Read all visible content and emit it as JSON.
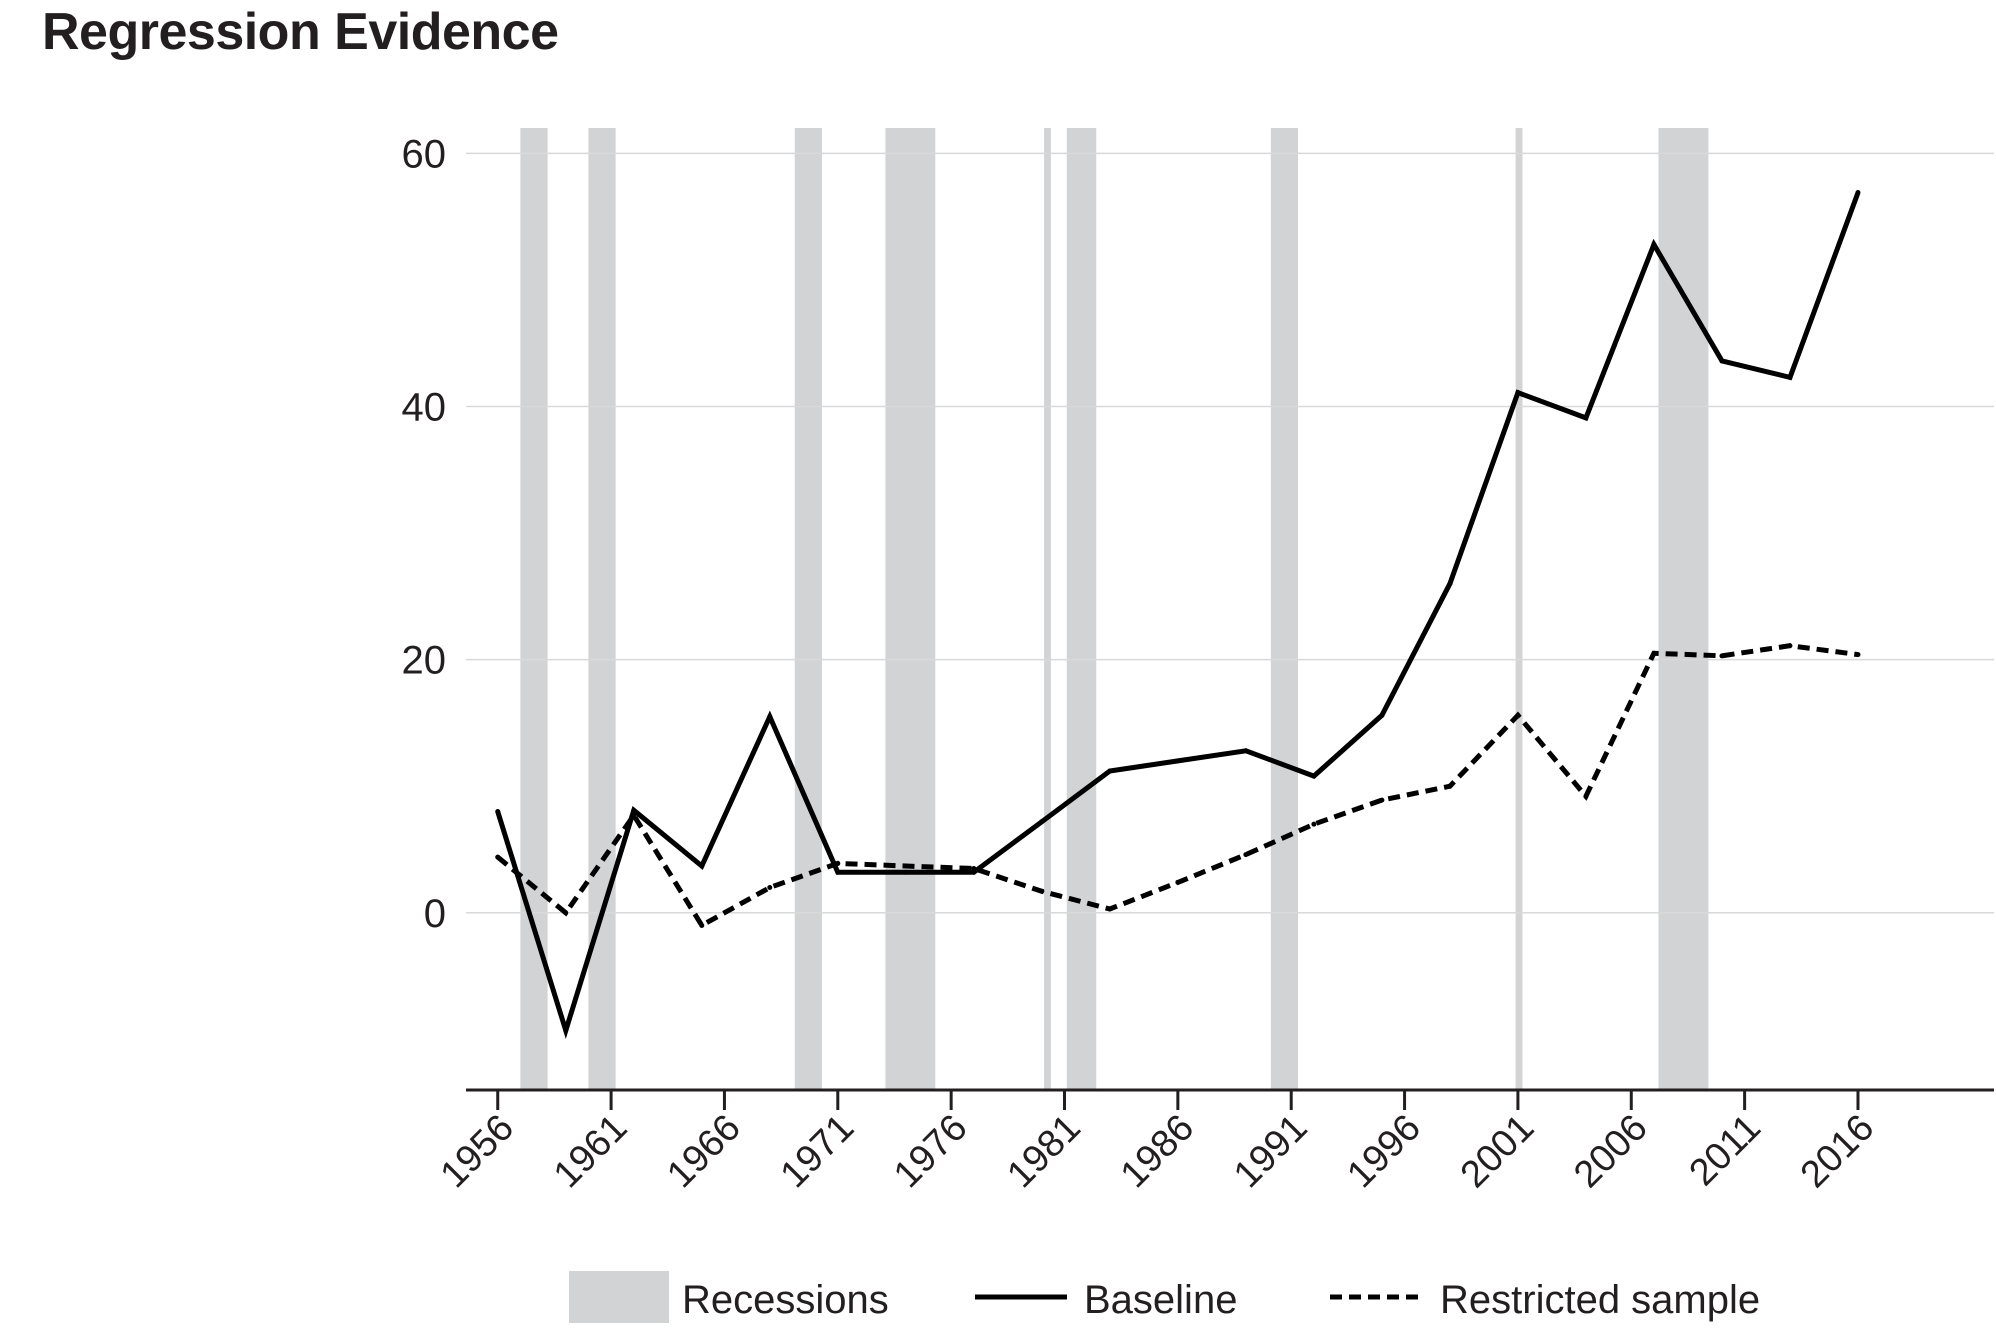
{
  "chart_data": {
    "type": "line",
    "title": "Regression Evidence",
    "xlabel": "",
    "ylabel": "",
    "xlim": [
      1954.6,
      2022.0
    ],
    "ylim": [
      -14,
      62
    ],
    "y_ticks": [
      0,
      20,
      40,
      60
    ],
    "x_ticks": [
      1956,
      1961,
      1966,
      1971,
      1976,
      1981,
      1986,
      1991,
      1996,
      2001,
      2006,
      2011,
      2016
    ],
    "grid": "horizontal",
    "legend_position": "bottom",
    "recessions": [
      [
        1957.0,
        1958.2
      ],
      [
        1960.0,
        1961.2
      ],
      [
        1969.1,
        1970.3
      ],
      [
        1973.1,
        1975.3
      ],
      [
        1980.1,
        1980.4
      ],
      [
        1981.1,
        1982.4
      ],
      [
        1990.1,
        1991.3
      ],
      [
        2000.9,
        2001.2
      ],
      [
        2007.2,
        2009.4
      ]
    ],
    "series": [
      {
        "name": "Baseline",
        "style": "solid",
        "x": [
          1956,
          1959,
          1962,
          1965,
          1968,
          1971,
          1974,
          1977,
          1980,
          1983,
          1986,
          1989,
          1992,
          1995,
          1998,
          2001,
          2004,
          2007,
          2010,
          2013,
          2016
        ],
        "y": [
          8.0,
          -9.3,
          8.1,
          3.7,
          15.5,
          3.2,
          3.2,
          3.2,
          7.2,
          11.2,
          12.0,
          12.8,
          10.8,
          15.6,
          26.0,
          41.1,
          39.1,
          52.8,
          43.6,
          42.3,
          56.9
        ]
      },
      {
        "name": "Restricted sample",
        "style": "dashed",
        "x": [
          1956,
          1959,
          1962,
          1965,
          1968,
          1971,
          1974,
          1977,
          1980,
          1983,
          1986,
          1989,
          1992,
          1995,
          1998,
          2001,
          2004,
          2007,
          2010,
          2013,
          2016
        ],
        "y": [
          4.4,
          0.0,
          7.7,
          -1.0,
          2.0,
          3.9,
          3.7,
          3.5,
          1.7,
          0.3,
          2.4,
          4.6,
          7.0,
          8.9,
          10.0,
          15.6,
          9.2,
          20.5,
          20.3,
          21.1,
          20.4
        ]
      }
    ],
    "legend": {
      "recessions_label": "Recessions",
      "baseline_label": "Baseline",
      "restricted_label": "Restricted sample"
    },
    "colors": {
      "line": "#000000",
      "recession": "#d1d3d4",
      "grid": "#d9d9d9",
      "axis": "#231f20",
      "text": "#231f20"
    }
  }
}
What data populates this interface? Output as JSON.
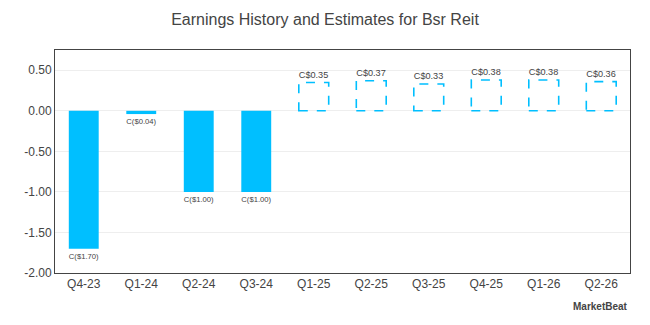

·····

Copy whichever lines in the listing above contain the word "name".

RESULT OF THIS EXERCISE:
        "name": "Baseline",
        "name": "Restricted sample",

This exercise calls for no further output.